Count the lines of the material below that contain the string "latency", treating uppercase and lowercase letters as distinct. Give only the number.

**Records to use**.
* BEGIN *

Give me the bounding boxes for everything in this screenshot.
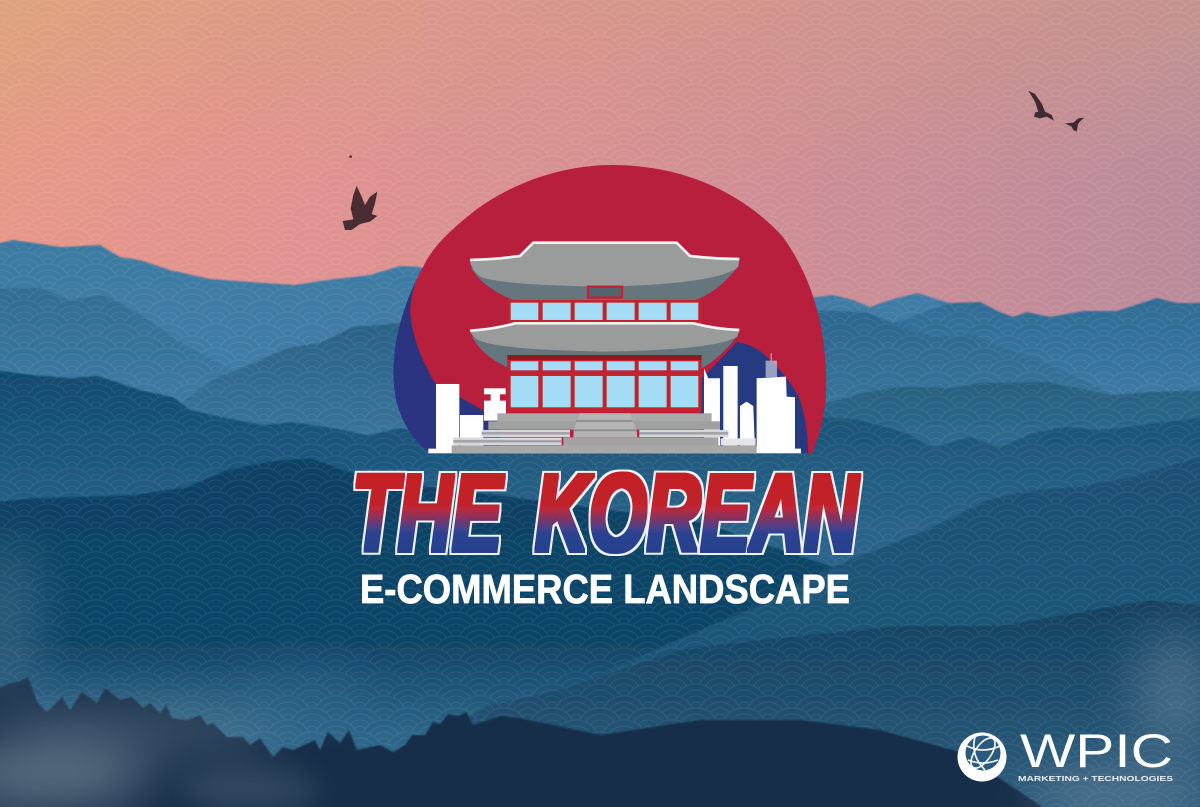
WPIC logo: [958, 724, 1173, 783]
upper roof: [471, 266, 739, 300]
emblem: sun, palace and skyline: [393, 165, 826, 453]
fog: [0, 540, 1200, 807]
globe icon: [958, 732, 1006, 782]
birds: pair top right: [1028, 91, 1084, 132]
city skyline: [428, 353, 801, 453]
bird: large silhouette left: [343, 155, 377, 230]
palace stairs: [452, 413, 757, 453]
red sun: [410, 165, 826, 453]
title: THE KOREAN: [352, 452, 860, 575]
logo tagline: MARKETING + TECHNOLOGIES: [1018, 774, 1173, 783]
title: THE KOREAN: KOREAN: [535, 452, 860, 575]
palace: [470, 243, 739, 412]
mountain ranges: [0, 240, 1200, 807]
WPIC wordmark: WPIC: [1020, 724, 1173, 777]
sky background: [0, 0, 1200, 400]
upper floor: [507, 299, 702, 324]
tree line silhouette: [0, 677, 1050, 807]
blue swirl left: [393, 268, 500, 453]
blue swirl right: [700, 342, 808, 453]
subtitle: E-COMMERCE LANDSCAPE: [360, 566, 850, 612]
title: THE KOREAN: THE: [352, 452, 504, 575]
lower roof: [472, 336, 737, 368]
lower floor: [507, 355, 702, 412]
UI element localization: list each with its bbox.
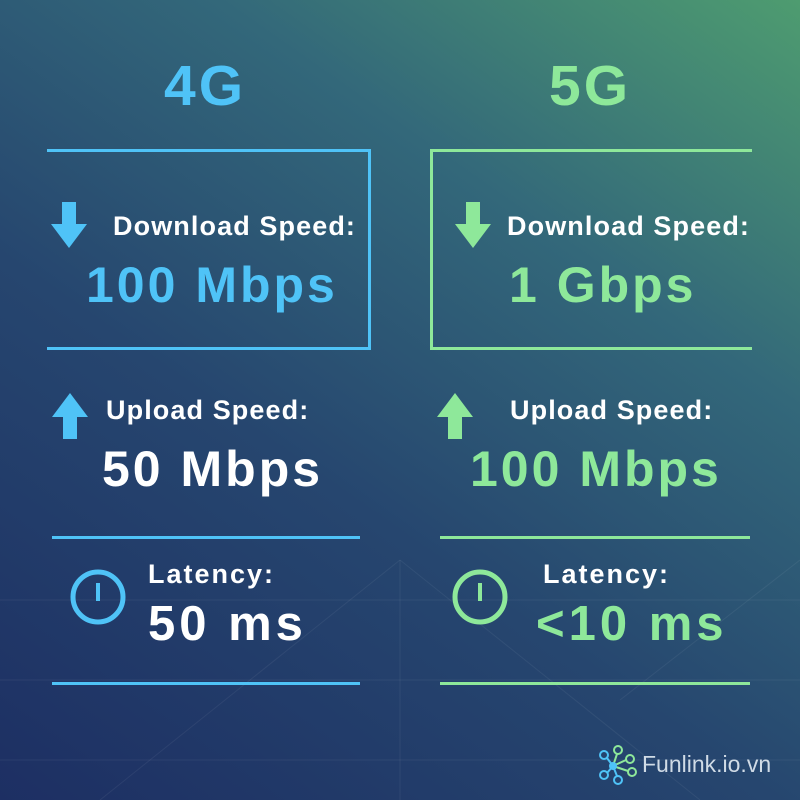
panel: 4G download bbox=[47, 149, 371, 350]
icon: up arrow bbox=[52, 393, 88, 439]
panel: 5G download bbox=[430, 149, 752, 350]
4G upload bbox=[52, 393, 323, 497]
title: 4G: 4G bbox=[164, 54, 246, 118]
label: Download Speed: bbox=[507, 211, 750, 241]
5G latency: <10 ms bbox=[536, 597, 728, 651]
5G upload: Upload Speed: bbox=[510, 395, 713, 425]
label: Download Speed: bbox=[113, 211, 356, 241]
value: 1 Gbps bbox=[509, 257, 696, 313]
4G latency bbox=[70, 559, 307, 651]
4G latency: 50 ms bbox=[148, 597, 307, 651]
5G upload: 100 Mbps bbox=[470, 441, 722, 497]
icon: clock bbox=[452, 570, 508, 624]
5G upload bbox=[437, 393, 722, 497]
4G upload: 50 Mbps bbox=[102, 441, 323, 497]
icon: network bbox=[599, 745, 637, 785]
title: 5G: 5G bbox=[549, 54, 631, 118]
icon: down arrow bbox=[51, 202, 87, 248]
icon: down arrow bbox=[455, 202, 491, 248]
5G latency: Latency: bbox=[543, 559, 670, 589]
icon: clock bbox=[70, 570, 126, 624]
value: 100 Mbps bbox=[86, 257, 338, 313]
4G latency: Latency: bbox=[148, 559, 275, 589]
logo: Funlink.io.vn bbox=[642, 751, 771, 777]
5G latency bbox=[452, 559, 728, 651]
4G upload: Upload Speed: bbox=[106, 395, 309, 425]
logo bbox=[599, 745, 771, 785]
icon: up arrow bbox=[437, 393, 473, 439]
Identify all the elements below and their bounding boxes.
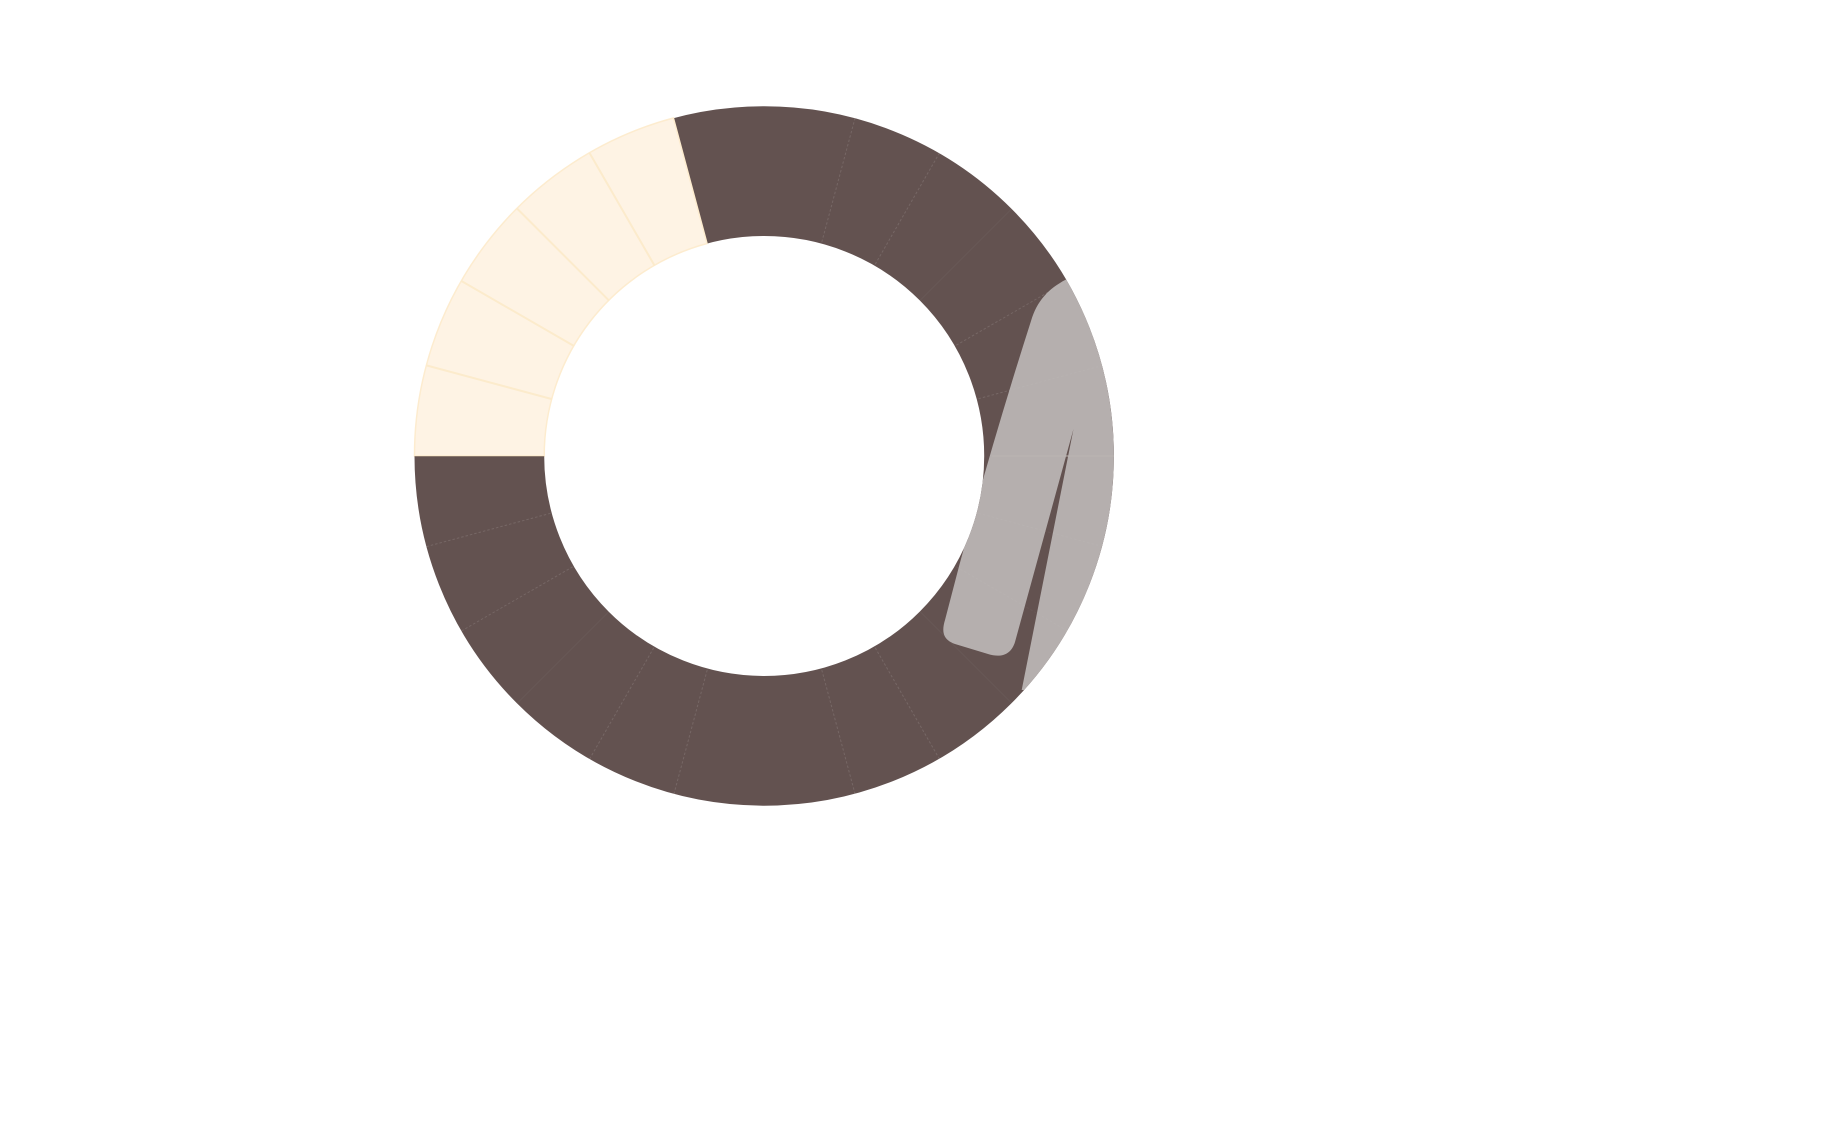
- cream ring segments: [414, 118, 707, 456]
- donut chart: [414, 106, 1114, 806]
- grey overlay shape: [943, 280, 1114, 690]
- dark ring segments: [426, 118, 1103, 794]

* END *

**Solution to this problem**. 6